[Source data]
━━━

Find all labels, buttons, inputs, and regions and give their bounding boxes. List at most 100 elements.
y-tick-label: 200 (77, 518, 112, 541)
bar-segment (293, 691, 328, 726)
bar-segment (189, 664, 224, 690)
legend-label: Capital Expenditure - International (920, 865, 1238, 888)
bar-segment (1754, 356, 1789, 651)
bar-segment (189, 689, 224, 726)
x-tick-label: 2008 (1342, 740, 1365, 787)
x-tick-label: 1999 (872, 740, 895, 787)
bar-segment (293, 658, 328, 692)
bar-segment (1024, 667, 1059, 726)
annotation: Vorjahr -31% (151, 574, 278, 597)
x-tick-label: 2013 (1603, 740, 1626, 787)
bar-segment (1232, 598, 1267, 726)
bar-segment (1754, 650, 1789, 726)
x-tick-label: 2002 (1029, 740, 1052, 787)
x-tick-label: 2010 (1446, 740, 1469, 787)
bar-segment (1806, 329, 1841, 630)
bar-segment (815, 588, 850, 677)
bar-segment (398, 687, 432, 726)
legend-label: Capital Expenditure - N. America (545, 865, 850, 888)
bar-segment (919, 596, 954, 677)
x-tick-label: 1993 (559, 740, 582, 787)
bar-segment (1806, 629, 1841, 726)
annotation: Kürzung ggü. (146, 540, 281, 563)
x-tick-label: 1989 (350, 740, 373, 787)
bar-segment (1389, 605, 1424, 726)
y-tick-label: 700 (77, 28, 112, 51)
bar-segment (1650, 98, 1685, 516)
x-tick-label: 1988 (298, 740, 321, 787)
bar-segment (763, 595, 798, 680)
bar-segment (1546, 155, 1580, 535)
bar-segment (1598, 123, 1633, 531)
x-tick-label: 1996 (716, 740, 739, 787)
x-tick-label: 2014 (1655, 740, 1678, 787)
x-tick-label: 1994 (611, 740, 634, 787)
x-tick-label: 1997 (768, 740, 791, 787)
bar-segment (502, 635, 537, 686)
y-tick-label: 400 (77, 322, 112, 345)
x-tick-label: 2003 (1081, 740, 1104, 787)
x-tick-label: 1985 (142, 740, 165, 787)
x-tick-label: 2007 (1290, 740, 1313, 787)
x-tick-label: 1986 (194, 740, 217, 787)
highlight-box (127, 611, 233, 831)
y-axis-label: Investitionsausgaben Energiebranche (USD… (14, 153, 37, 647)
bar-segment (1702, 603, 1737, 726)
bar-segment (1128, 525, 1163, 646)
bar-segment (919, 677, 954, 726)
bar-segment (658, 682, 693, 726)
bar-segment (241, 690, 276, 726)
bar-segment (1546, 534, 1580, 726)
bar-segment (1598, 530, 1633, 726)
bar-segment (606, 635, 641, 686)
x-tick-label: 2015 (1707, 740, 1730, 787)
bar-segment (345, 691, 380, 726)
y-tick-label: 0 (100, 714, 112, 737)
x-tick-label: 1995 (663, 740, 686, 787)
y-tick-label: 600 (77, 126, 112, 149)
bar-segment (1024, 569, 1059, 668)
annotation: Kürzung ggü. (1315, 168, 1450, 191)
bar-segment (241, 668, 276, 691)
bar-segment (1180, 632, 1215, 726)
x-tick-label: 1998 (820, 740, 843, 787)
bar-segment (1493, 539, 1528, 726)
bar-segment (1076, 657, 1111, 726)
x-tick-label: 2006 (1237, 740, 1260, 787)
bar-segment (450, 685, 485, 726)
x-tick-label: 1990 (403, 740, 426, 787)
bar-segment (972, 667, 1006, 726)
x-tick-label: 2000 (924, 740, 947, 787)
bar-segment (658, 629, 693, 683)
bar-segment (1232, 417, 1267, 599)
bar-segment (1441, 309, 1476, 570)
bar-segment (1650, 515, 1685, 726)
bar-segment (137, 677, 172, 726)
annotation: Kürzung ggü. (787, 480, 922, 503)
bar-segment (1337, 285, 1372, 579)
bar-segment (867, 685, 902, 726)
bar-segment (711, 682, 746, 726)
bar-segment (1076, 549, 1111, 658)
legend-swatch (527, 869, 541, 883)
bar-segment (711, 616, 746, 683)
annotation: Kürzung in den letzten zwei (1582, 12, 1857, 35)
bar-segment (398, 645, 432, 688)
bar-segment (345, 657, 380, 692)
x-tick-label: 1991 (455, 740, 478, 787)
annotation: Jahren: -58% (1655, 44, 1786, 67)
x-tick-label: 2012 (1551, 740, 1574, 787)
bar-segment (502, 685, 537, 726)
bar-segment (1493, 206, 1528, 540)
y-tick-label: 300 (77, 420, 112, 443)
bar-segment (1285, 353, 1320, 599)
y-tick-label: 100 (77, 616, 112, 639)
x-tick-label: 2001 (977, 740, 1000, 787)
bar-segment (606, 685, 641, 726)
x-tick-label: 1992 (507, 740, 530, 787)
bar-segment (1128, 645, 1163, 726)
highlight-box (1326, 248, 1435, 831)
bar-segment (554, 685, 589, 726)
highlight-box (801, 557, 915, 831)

━━━

Set down each line of the material above word for word, keeping the original order.

[OUTPUT OF THE TASK]
Find all labels, buttons, inputs, and regions and give their bounding boxes. List at most 100 elements.
y-tick-label: 200 (77, 518, 112, 541)
bar-segment (293, 691, 328, 726)
bar-segment (189, 664, 224, 690)
legend-label: Capital Expenditure - International (920, 865, 1238, 888)
bar-segment (1754, 356, 1789, 651)
bar-segment (189, 689, 224, 726)
x-tick-label: 2008 (1342, 740, 1365, 787)
x-tick-label: 1999 (872, 740, 895, 787)
bar-segment (293, 658, 328, 692)
bar-segment (1024, 667, 1059, 726)
annotation: Vorjahr -31% (151, 574, 278, 597)
x-tick-label: 2013 (1603, 740, 1626, 787)
bar-segment (1232, 598, 1267, 726)
bar-segment (1754, 650, 1789, 726)
x-tick-label: 2002 (1029, 740, 1052, 787)
x-tick-label: 2010 (1446, 740, 1469, 787)
bar-segment (1806, 329, 1841, 630)
bar-segment (815, 588, 850, 677)
bar-segment (398, 687, 432, 726)
legend-label: Capital Expenditure - N. America (545, 865, 850, 888)
bar-segment (919, 596, 954, 677)
x-tick-label: 1993 (559, 740, 582, 787)
bar-segment (1806, 629, 1841, 726)
annotation: Kürzung ggü. (146, 540, 281, 563)
x-tick-label: 1989 (350, 740, 373, 787)
bar-segment (1389, 605, 1424, 726)
y-tick-label: 700 (77, 28, 112, 51)
bar-segment (1650, 98, 1685, 516)
x-tick-label: 1988 (298, 740, 321, 787)
bar-segment (763, 595, 798, 680)
bar-segment (1546, 155, 1580, 535)
bar-segment (1598, 123, 1633, 531)
x-tick-label: 1996 (716, 740, 739, 787)
x-tick-label: 2014 (1655, 740, 1678, 787)
x-tick-label: 1994 (611, 740, 634, 787)
x-tick-label: 1997 (768, 740, 791, 787)
bar-segment (502, 635, 537, 686)
y-tick-label: 400 (77, 322, 112, 345)
x-tick-label: 2003 (1081, 740, 1104, 787)
x-tick-label: 1985 (142, 740, 165, 787)
x-tick-label: 2007 (1290, 740, 1313, 787)
x-tick-label: 1986 (194, 740, 217, 787)
highlight-box (127, 611, 233, 831)
y-axis-label: Investitionsausgaben Energiebranche (USD… (14, 153, 37, 647)
bar-segment (1702, 603, 1737, 726)
bar-segment (1128, 525, 1163, 646)
bar-segment (919, 677, 954, 726)
bar-segment (658, 682, 693, 726)
bar-segment (241, 690, 276, 726)
bar-segment (1546, 534, 1580, 726)
bar-segment (1598, 530, 1633, 726)
bar-segment (606, 635, 641, 686)
x-tick-label: 2015 (1707, 740, 1730, 787)
bar-segment (345, 691, 380, 726)
y-tick-label: 0 (100, 714, 112, 737)
x-tick-label: 1995 (663, 740, 686, 787)
y-tick-label: 600 (77, 126, 112, 149)
bar-segment (1024, 569, 1059, 668)
annotation: Kürzung ggü. (1315, 168, 1450, 191)
bar-segment (241, 668, 276, 691)
bar-segment (1180, 632, 1215, 726)
x-tick-label: 1998 (820, 740, 843, 787)
bar-segment (1493, 539, 1528, 726)
bar-segment (1076, 657, 1111, 726)
x-tick-label: 2006 (1237, 740, 1260, 787)
bar-segment (450, 685, 485, 726)
x-tick-label: 1990 (403, 740, 426, 787)
bar-segment (972, 667, 1006, 726)
x-tick-label: 2000 (924, 740, 947, 787)
bar-segment (658, 629, 693, 683)
bar-segment (1232, 417, 1267, 599)
bar-segment (1441, 309, 1476, 570)
bar-segment (1650, 515, 1685, 726)
bar-segment (137, 677, 172, 726)
annotation: Kürzung ggü. (787, 480, 922, 503)
bar-segment (1337, 285, 1372, 579)
bar-segment (867, 685, 902, 726)
bar-segment (711, 682, 746, 726)
bar-segment (1076, 549, 1111, 658)
legend-swatch (527, 869, 541, 883)
bar-segment (711, 616, 746, 683)
annotation: Kürzung in den letzten zwei (1582, 12, 1857, 35)
bar-segment (398, 645, 432, 688)
bar-segment (345, 657, 380, 692)
x-tick-label: 1991 (455, 740, 478, 787)
annotation: Jahren: -58% (1655, 44, 1786, 67)
x-tick-label: 2012 (1551, 740, 1574, 787)
bar-segment (502, 685, 537, 726)
bar-segment (1493, 206, 1528, 540)
y-tick-label: 300 (77, 420, 112, 443)
bar-segment (1285, 353, 1320, 599)
y-tick-label: 100 (77, 616, 112, 639)
x-tick-label: 2001 (977, 740, 1000, 787)
bar-segment (606, 685, 641, 726)
x-tick-label: 1992 (507, 740, 530, 787)
bar-segment (1128, 645, 1163, 726)
highlight-box (1326, 248, 1435, 831)
bar-segment (554, 685, 589, 726)
highlight-box (801, 557, 915, 831)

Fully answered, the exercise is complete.